» YOUR TASK
Find every line with the word "starts". Copy those lines.

» DATA RECORDS
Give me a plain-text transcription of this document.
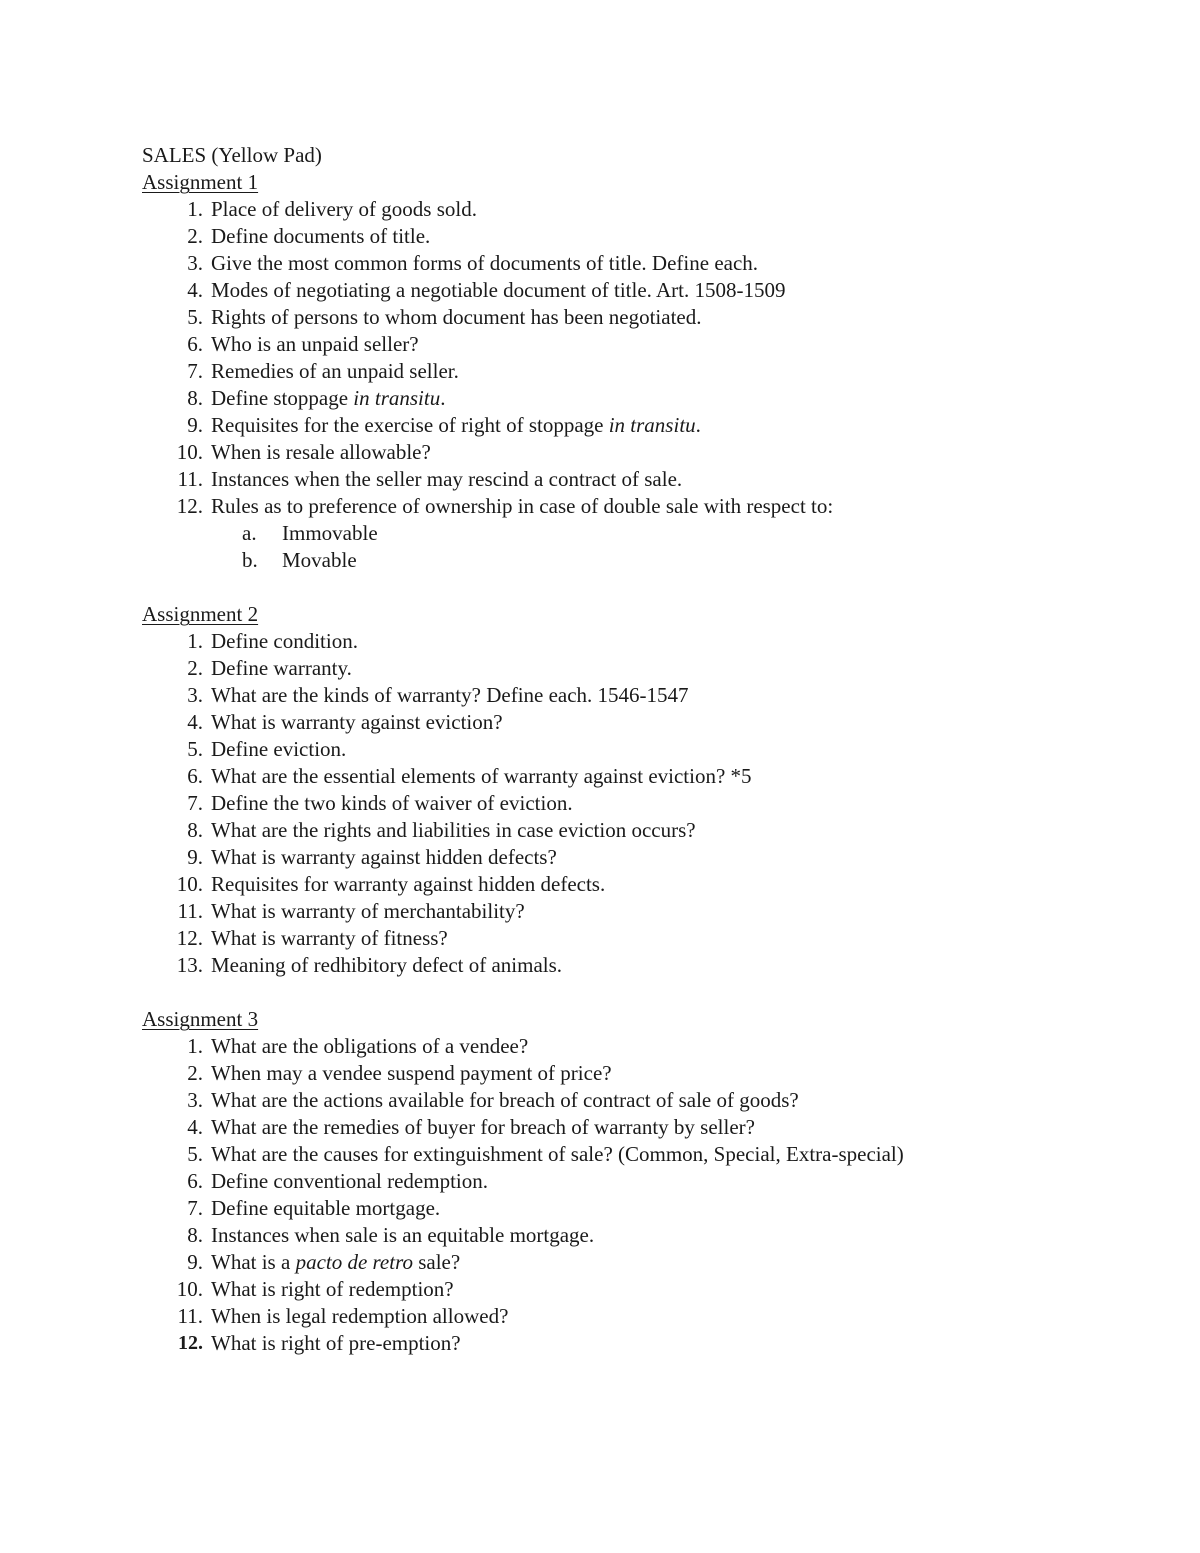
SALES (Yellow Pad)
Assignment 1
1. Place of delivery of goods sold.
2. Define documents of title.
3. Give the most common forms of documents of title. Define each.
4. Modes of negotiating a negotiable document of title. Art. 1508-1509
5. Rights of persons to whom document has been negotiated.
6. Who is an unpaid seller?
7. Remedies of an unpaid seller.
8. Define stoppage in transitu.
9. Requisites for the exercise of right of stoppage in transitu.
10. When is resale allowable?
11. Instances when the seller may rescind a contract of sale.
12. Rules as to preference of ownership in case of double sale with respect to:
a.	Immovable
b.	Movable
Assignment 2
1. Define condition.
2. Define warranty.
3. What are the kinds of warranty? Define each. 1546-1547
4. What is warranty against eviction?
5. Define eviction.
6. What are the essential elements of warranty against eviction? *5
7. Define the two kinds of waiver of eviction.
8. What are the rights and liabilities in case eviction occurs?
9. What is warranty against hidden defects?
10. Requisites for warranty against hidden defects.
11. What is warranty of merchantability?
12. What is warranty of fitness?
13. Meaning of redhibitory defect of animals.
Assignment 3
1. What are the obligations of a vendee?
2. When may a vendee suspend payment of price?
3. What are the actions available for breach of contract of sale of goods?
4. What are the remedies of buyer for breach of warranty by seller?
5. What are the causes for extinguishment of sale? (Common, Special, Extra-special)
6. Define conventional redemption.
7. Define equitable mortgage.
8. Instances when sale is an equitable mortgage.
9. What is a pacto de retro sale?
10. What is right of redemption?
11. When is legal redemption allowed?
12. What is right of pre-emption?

---

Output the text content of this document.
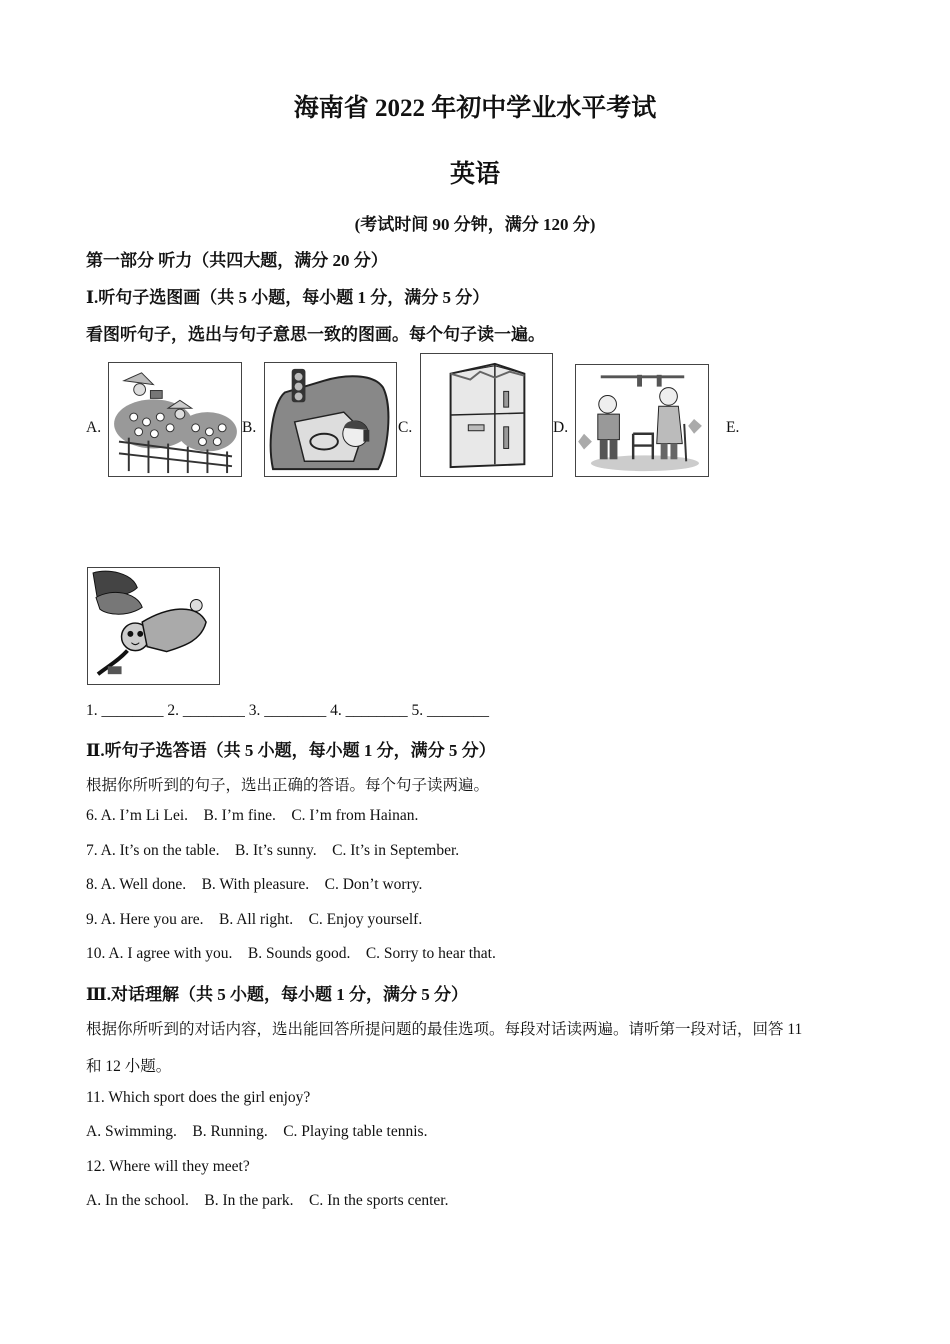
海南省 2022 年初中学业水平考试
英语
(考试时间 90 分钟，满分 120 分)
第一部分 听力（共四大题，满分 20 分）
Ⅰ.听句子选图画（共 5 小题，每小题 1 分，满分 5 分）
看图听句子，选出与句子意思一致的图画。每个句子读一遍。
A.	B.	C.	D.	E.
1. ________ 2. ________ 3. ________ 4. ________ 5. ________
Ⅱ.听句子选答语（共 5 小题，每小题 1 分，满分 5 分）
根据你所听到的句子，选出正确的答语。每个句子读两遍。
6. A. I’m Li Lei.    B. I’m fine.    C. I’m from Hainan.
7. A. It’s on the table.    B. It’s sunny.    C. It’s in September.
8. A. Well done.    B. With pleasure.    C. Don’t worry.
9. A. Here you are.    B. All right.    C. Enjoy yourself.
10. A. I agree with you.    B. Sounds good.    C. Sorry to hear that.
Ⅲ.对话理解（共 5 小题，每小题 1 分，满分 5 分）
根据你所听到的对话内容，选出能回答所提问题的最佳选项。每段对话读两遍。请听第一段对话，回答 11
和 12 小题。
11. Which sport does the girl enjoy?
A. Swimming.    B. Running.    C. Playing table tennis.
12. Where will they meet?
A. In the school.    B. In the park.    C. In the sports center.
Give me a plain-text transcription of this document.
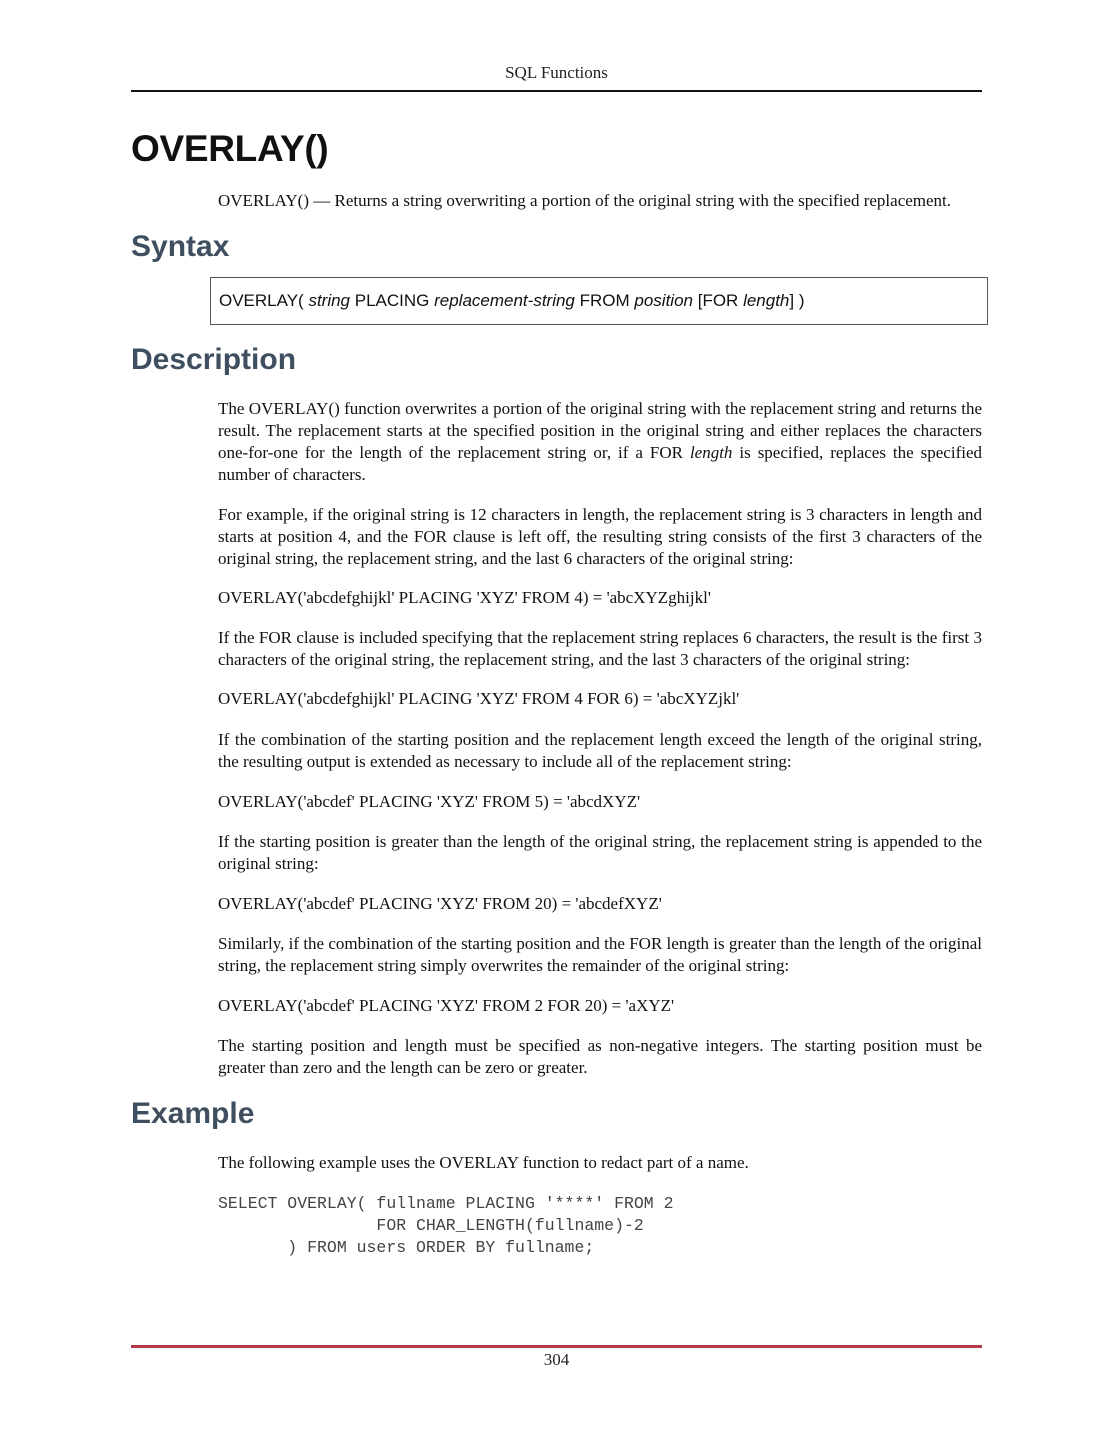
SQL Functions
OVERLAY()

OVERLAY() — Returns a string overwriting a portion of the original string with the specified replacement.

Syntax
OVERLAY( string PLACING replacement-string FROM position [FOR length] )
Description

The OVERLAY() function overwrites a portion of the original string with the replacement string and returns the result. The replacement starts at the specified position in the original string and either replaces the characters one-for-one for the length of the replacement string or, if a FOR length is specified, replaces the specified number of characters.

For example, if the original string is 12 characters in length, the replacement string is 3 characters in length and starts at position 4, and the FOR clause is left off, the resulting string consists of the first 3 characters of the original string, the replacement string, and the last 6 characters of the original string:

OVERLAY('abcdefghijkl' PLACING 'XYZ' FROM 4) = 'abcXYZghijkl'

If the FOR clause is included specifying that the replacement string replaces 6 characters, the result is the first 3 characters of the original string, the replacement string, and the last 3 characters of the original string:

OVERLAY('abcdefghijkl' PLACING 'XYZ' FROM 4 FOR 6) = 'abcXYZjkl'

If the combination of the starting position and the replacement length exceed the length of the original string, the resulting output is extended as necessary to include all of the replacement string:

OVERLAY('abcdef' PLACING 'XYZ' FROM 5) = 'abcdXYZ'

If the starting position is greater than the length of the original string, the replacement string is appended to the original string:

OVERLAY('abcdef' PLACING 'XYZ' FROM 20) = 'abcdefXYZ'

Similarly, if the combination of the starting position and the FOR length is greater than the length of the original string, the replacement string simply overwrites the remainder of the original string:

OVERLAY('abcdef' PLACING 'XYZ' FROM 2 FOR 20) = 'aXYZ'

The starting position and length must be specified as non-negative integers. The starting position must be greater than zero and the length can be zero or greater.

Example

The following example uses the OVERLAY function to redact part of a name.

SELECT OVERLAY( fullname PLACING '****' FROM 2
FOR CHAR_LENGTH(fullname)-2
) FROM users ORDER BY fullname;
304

---

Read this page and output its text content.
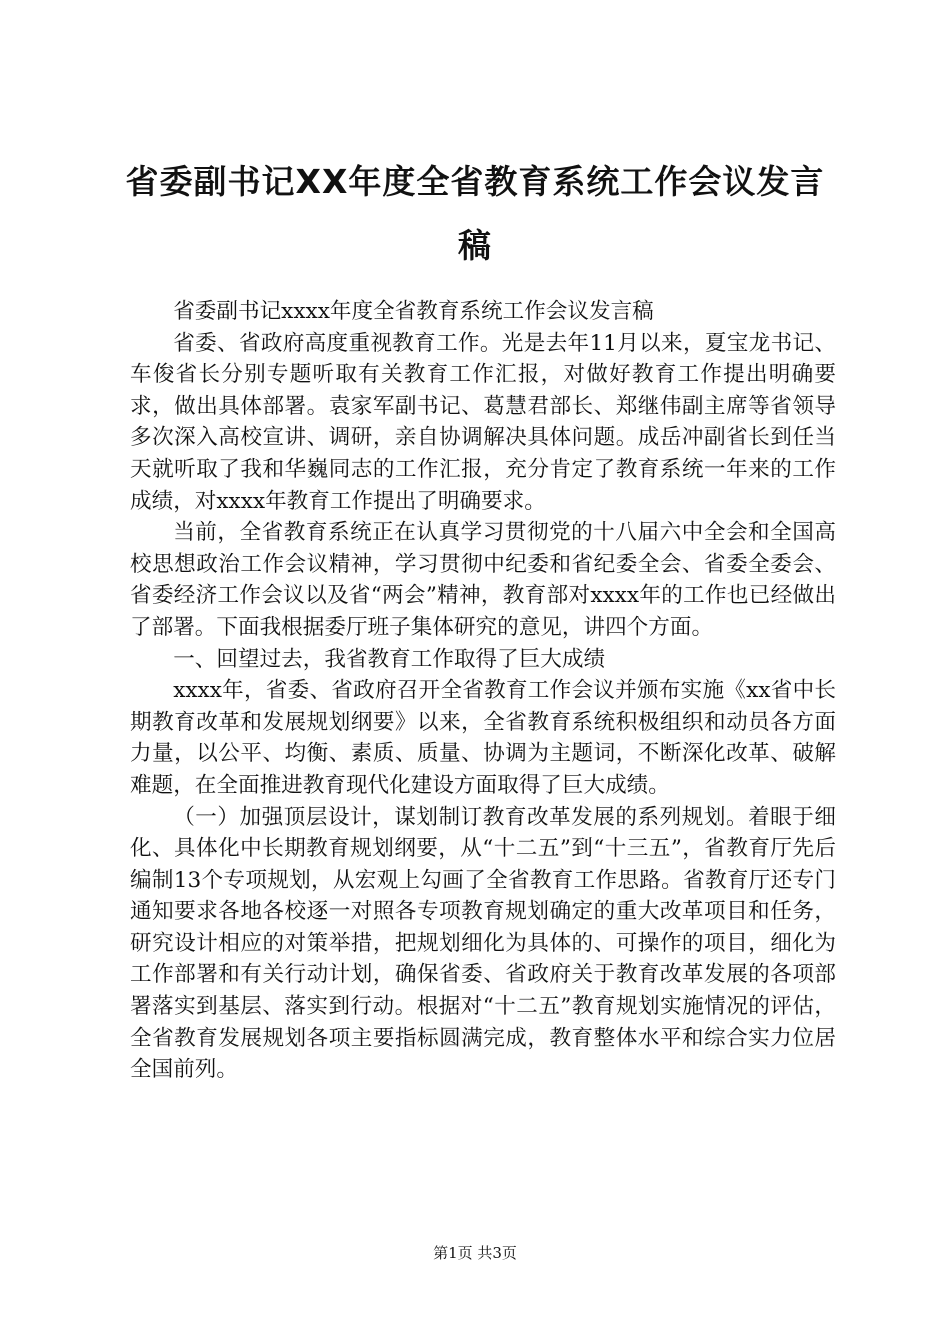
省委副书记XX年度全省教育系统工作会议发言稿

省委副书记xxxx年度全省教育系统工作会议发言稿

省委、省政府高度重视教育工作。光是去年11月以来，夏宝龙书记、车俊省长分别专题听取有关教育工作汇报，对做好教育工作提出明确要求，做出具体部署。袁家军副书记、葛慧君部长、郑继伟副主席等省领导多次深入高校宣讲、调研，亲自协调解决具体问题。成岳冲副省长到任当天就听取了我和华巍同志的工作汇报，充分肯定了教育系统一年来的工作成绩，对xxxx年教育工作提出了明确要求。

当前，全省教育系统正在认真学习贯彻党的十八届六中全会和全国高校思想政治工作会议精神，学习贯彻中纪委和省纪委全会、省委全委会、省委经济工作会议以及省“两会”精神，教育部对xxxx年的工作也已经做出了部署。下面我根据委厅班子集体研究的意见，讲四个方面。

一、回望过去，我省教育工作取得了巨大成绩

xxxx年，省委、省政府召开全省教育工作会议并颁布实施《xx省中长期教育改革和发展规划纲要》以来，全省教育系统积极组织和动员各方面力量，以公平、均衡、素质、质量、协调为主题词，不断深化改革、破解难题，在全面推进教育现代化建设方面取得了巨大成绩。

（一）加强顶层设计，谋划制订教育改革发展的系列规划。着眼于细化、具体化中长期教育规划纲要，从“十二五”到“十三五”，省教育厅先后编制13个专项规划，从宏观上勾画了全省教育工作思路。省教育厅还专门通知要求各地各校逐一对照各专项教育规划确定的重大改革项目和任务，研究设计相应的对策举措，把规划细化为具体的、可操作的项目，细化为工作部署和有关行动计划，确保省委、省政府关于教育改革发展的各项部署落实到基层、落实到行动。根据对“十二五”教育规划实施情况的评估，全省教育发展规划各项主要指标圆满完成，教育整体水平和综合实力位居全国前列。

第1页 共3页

» SOLUTION
The OVERLAY() function overwrites a portion of the original string with the replacement string and returns the result. The replacement starts at the specified position in the original string and either replaces the characters one-for-one for the length of the replacement string or, if a FOR length is specified, replaces the specified number of characters.
For example, if the original string is 12 characters in length, the replacement string is 3 characters in length and starts at position 4, and the FOR clause is left off, the resulting string consists of the first 3 characters of the original string, the replacement string, and the last 6 characters of the original string:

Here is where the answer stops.